Auf der Jagd nach dem Unsichtbaren mit Einsteins Linsen

27.05.2006 - Ein Team der Ohio State University unter der Führung von Andrew Gould ist mit der Suche nach dem Unsichtbaren beschäftigt - Schwarzen Löchern und Dunkler Materie - indem beobachtet wird, wie diese das Licht von im Hintergrund liegenden Objekten beeinflussen.

Dieser Gravitationslinseneffekt wurde bereits durch Albert Einstein vorausgesagt und wurde mehrmals auch von bodenbasierten Teleskopen beobachtet. Aber NASA’s SIM PlanetQuest Weltraumteleskop ermöglicht dabei neue Wege zu gehen.

Sie hoffen so die ersten sichtbaren Beweise für die Dunkle Materie zu bekommen, dem mysteriösen Stoff aus dem 90 % einer Galaxie besteht. Des weiteren wollen die Forscher herausfinden, wie viele Sterne einer Galaxie gewöhnlich sind und wie viele ehr exotische Objekte sind, da man mit gewöhnlichen Teleskopen darüber keine eindeutige Aussage treffen kann.

Aufgabe: Schreib den Artikel über die Suche nach Schwarzen Löchern und Dunkler Materie mit Gravitationslinsen im Anschluss an seinen letzten Satz weiter.

Ausgewählte Zeilen:
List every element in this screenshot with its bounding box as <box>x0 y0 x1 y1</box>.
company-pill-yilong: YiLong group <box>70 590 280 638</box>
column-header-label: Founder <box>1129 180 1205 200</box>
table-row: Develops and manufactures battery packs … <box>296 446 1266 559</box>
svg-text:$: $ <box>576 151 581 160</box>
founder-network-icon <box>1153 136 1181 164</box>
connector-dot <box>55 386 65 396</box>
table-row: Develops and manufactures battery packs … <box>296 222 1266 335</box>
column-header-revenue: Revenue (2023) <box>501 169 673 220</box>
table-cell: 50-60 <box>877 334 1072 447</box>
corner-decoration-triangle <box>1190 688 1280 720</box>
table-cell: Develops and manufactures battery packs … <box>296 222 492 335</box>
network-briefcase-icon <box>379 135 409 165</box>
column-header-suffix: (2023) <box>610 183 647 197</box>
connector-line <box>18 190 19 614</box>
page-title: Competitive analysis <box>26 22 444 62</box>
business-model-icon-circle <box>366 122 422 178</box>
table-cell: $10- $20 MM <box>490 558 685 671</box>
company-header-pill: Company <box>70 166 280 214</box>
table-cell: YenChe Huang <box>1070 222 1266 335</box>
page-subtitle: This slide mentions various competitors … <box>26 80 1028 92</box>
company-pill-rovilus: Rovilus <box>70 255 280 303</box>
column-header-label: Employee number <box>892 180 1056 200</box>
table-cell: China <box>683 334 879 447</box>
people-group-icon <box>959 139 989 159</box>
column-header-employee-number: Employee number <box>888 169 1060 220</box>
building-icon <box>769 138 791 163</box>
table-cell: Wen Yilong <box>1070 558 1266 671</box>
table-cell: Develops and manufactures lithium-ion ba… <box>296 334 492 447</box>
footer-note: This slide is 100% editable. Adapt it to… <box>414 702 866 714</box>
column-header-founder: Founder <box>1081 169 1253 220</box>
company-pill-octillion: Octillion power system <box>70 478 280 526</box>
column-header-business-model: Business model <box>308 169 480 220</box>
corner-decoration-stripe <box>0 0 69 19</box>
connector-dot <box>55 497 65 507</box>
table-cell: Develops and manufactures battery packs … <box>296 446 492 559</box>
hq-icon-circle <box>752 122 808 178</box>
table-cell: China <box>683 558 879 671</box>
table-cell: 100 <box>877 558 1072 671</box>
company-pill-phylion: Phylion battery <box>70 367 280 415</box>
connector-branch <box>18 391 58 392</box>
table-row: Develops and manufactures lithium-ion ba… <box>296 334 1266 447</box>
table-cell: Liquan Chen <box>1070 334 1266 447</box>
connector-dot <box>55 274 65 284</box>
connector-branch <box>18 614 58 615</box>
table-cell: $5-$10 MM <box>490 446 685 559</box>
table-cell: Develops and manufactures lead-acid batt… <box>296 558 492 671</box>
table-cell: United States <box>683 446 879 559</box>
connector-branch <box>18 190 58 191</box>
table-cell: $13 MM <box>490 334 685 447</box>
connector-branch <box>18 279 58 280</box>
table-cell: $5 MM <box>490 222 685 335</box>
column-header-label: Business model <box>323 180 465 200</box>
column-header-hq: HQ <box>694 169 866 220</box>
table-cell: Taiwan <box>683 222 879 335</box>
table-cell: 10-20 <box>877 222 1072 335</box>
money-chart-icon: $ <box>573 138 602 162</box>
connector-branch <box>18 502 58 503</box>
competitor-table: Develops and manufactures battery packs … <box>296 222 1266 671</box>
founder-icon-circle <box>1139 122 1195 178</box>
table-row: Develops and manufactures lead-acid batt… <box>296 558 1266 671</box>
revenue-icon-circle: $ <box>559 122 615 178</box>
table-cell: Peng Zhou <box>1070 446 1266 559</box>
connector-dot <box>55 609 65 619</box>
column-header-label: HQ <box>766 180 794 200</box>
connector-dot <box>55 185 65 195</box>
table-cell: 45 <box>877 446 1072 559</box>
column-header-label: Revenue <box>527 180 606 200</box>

Ergebnis:
„Wir sind in der Lage Objekte anhand ihrer Masse statt ihrer Leuchtkraft zu messen und können so eine Zählung aller Objekte durchführen unabhängig davon ob sie scheinen oder nicht“ sagt Gould. „Die Objekte die dunkel sind – und solche wie Schwarze Löcher, Neutronensternen, Weiße Zwerge und Braune Zwerge – das ist eine sehr interessante Wissenschaft da niemand weiß wie viele dieser Objekte eigentlich da draußen sind.“

Die Analyse, die das Team durchführen will, setzt dabei auf ein Phänomen, das als „Einstein Ring“ bekannt ist. Dabei macht man sich zu nutze das Massen den Raum krümmen und dieser Krümmung auch Lichtstrahlen unterliegen und so ein massereiches Objekt, wie z.B. ein Schwarzes Loch, das Licht von im Hintergrund liegenden Objekten beeinflussen würde. Dies ist deshalb erwünschenswert, da so Objekte vergrößert sichtbar werden, die eigentlich verdeckt oder zu weit entfernt liegen.

Dabei haben bodenbasierte Teleskope aufgrund der Streuung der Atmosphäre Schwierigkeiten die Masse des Objektes richtig einzuschätzen, weshalb nur weltraumbasierte Teleskope einen klaren Blick auf die Linsen haben.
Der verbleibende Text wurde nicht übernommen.